Word for word, copy all the data and drop the pictures.

* start Data in this exercise *

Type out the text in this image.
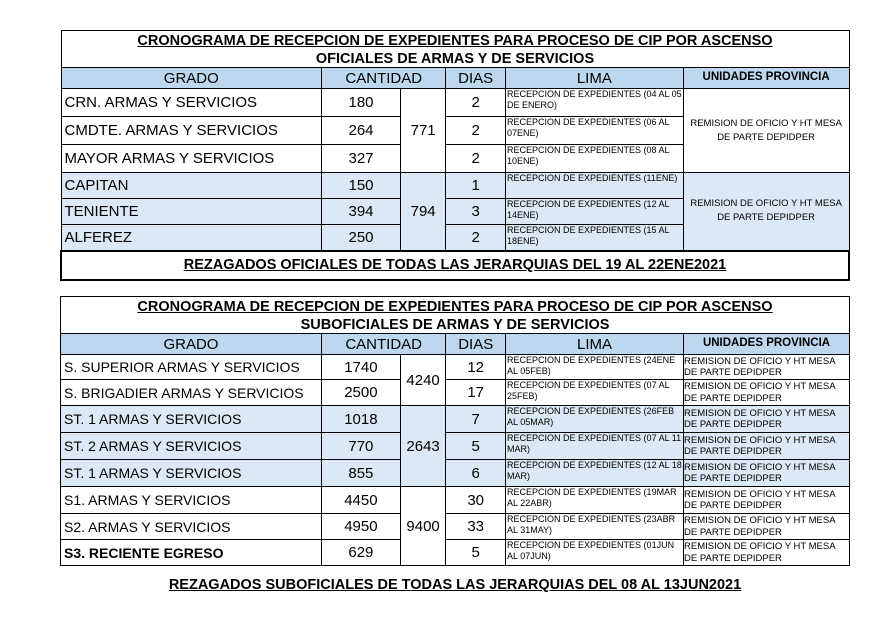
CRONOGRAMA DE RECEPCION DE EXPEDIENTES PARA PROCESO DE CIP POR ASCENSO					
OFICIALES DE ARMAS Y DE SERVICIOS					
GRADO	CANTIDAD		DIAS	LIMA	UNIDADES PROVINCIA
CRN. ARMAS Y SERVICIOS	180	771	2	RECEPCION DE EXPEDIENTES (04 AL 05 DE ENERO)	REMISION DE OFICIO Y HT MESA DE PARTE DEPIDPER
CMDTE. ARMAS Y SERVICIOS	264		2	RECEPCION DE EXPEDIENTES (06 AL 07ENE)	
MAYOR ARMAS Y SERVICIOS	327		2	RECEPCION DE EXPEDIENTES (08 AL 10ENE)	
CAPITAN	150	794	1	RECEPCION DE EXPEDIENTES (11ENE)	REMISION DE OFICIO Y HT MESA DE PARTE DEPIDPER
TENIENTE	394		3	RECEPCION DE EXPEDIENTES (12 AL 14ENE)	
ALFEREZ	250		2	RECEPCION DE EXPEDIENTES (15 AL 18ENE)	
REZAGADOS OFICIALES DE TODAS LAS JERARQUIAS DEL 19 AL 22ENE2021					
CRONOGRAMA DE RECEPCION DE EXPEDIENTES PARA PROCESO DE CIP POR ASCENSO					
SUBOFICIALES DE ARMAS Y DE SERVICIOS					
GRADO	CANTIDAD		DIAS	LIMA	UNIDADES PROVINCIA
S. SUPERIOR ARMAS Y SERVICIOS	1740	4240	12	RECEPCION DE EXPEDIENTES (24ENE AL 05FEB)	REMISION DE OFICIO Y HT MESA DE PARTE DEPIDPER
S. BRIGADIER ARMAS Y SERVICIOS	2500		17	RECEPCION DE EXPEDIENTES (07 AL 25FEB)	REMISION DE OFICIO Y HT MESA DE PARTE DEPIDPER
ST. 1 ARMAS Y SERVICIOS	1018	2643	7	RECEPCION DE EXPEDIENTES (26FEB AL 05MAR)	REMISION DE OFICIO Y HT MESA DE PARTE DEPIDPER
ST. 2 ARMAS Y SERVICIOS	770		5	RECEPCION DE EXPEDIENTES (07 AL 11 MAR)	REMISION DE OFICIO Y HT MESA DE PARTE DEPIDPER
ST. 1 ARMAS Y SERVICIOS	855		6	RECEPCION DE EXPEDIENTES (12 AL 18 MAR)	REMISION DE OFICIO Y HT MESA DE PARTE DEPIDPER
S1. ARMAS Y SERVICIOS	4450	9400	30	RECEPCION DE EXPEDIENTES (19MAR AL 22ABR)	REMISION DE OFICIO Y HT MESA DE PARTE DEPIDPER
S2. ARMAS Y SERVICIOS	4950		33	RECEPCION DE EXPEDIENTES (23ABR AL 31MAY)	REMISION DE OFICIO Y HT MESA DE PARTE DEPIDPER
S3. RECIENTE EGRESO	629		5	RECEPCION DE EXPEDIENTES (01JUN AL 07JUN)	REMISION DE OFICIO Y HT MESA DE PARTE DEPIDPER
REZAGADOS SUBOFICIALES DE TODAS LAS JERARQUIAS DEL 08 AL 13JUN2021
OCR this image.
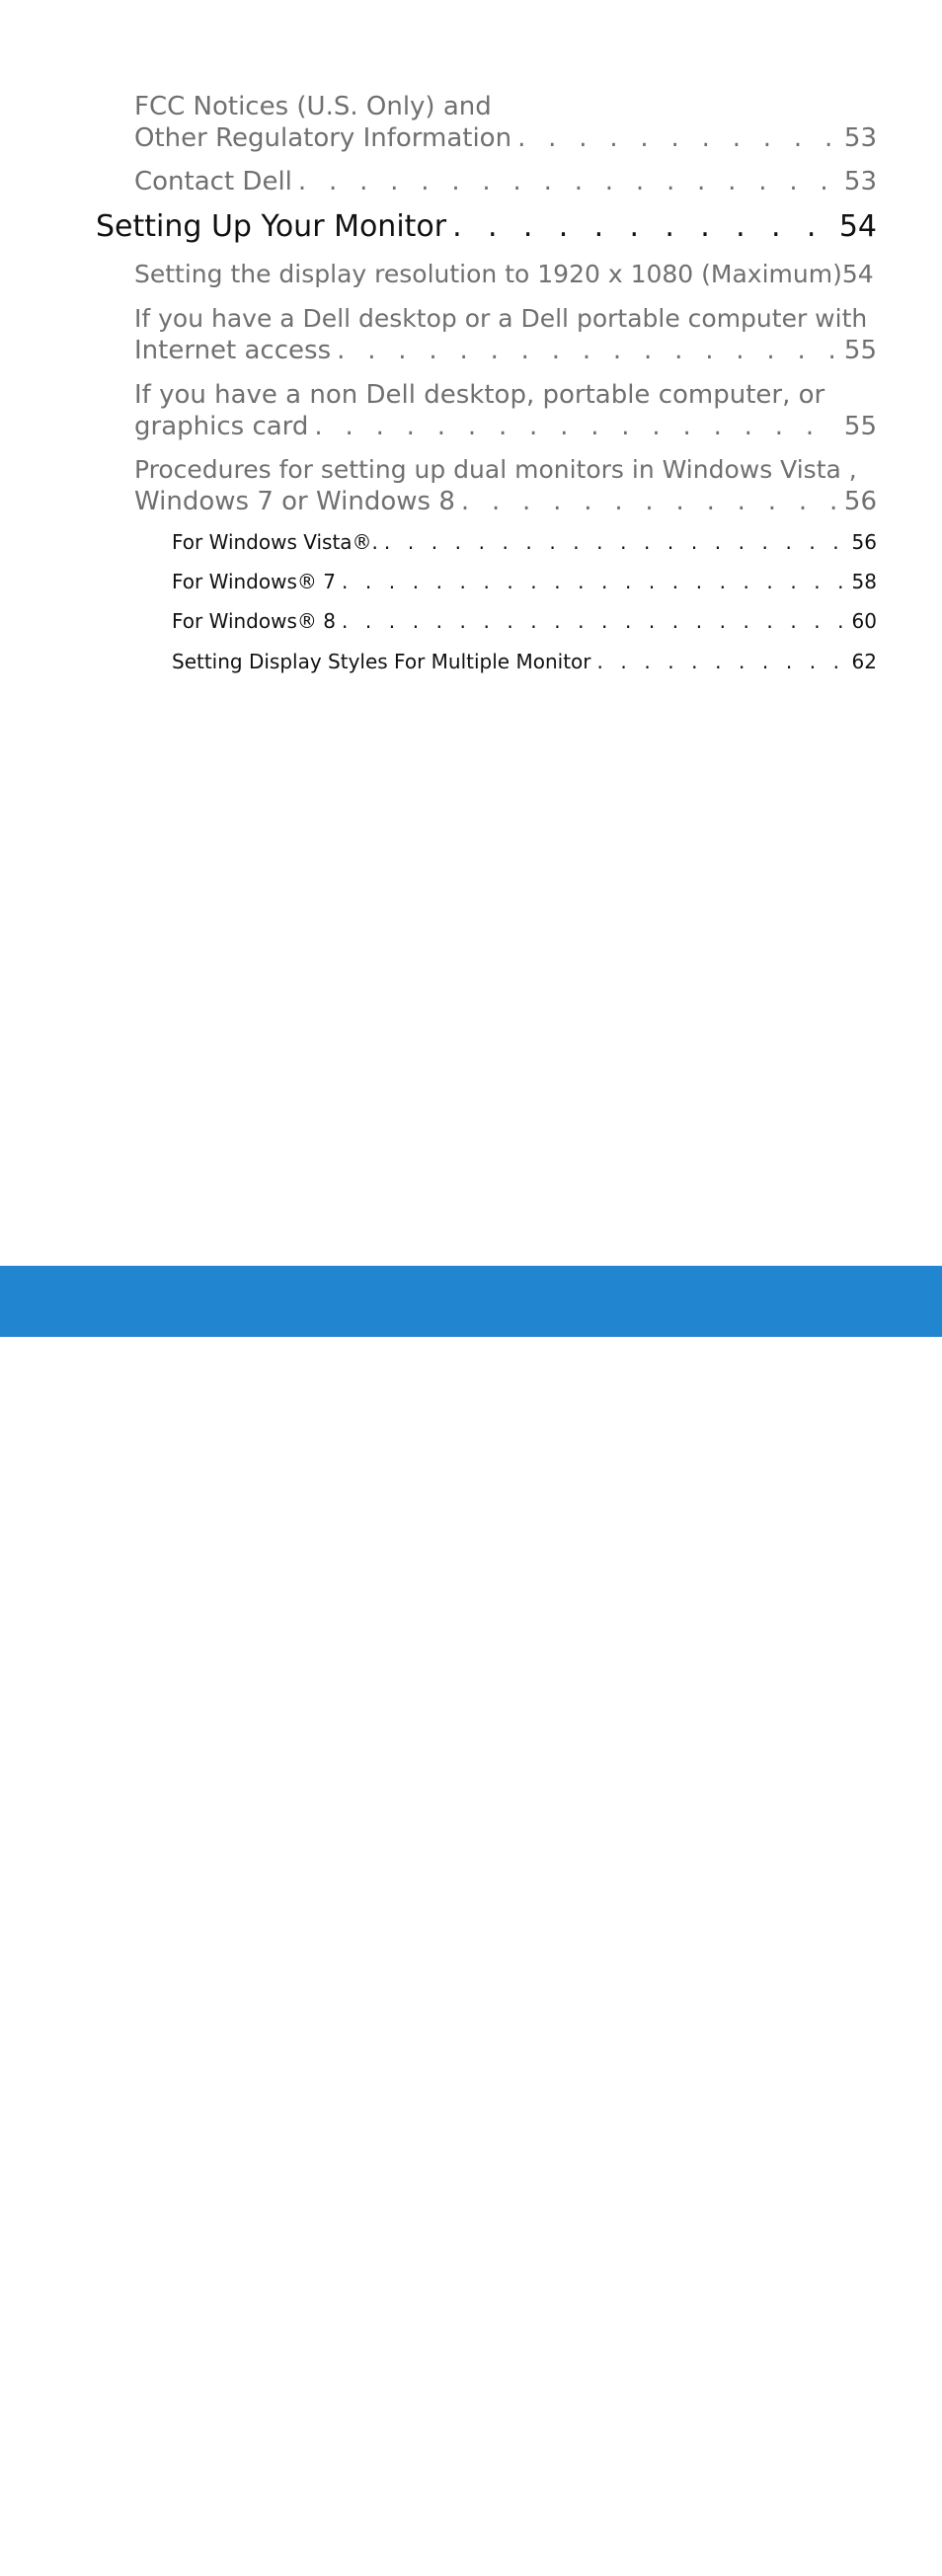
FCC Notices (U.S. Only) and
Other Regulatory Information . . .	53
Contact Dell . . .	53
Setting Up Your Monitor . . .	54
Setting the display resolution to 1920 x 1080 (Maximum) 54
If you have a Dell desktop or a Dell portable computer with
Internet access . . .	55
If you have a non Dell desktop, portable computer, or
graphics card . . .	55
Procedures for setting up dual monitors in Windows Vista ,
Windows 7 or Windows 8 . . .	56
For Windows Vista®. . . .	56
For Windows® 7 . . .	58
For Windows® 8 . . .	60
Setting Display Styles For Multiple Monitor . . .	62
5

* end Data in this exercise *

*Solution to this task*.
Type out the text in this image.
CRONOGRAMA DE RECEPCION DE EXPEDIENTES PARA PROCESO DE CIP POR ASCENSO					
OFICIALES DE ARMAS Y DE SERVICIOS					
GRADO	CANTIDAD		DIAS	LIMA	UNIDADES PROVINCIA
CRN. ARMAS Y SERVICIOS	180	771	2	RECEPCION DE EXPEDIENTES (04 AL 05 DE ENERO)	REMISION DE OFICIO Y HT MESA DE PARTE DEPIDPER
CMDTE. ARMAS Y SERVICIOS	264		2	RECEPCION DE EXPEDIENTES (06 AL 07ENE)	
MAYOR ARMAS Y SERVICIOS	327		2	RECEPCION DE EXPEDIENTES (08 AL 10ENE)	
CAPITAN	150	794	1	RECEPCION DE EXPEDIENTES (11ENE)	REMISION DE OFICIO Y HT MESA DE PARTE DEPIDPER
TENIENTE	394		3	RECEPCION DE EXPEDIENTES (12 AL 14ENE)	
ALFEREZ	250		2	RECEPCION DE EXPEDIENTES (15 AL 18ENE)	
REZAGADOS OFICIALES DE TODAS LAS JERARQUIAS DEL 19 AL 22ENE2021					
CRONOGRAMA DE RECEPCION DE EXPEDIENTES PARA PROCESO DE CIP POR ASCENSO					
SUBOFICIALES DE ARMAS Y DE SERVICIOS					
GRADO	CANTIDAD		DIAS	LIMA	UNIDADES PROVINCIA
S. SUPERIOR ARMAS Y SERVICIOS	1740	4240	12	RECEPCION DE EXPEDIENTES (24ENE AL 05FEB)	REMISION DE OFICIO Y HT MESA DE PARTE DEPIDPER
S. BRIGADIER ARMAS Y SERVICIOS	2500		17	RECEPCION DE EXPEDIENTES (07 AL 25FEB)	REMISION DE OFICIO Y HT MESA DE PARTE DEPIDPER
ST. 1 ARMAS Y SERVICIOS	1018	2643	7	RECEPCION DE EXPEDIENTES (26FEB AL 05MAR)	REMISION DE OFICIO Y HT MESA DE PARTE DEPIDPER
ST. 2 ARMAS Y SERVICIOS	770		5	RECEPCION DE EXPEDIENTES (07 AL 11 MAR)	REMISION DE OFICIO Y HT MESA DE PARTE DEPIDPER
ST. 1 ARMAS Y SERVICIOS	855		6	RECEPCION DE EXPEDIENTES (12 AL 18 MAR)	REMISION DE OFICIO Y HT MESA DE PARTE DEPIDPER
S1. ARMAS Y SERVICIOS	4450	9400	30	RECEPCION DE EXPEDIENTES (19MAR AL 22ABR)	REMISION DE OFICIO Y HT MESA DE PARTE DEPIDPER
S2. ARMAS Y SERVICIOS	4950		33	RECEPCION DE EXPEDIENTES (23ABR AL 31MAY)	REMISION DE OFICIO Y HT MESA DE PARTE DEPIDPER
S3. RECIENTE EGRESO	629		5	RECEPCION DE EXPEDIENTES (01JUN AL 07JUN)	REMISION DE OFICIO Y HT MESA DE PARTE DEPIDPER
REZAGADOS SUBOFICIALES DE TODAS LAS JERARQUIAS DEL 08 AL 13JUN2021
OCR this image.
FCC Notices (U.S. Only) and
Other Regulatory Information . . .	53
Contact Dell . . .	53
Setting Up Your Monitor . . .	54
Setting the display resolution to 1920 x 1080 (Maximum) 54
If you have a Dell desktop or a Dell portable computer with
Internet access . . .	55
If you have a non Dell desktop, portable computer, or
graphics card . . .	55
Procedures for setting up dual monitors in Windows Vista ,
Windows 7 or Windows 8 . . .	56
For Windows Vista®. . . .	56
For Windows® 7 . . .	58
For Windows® 8 . . .	60
Setting Display Styles For Multiple Monitor . . .	62
5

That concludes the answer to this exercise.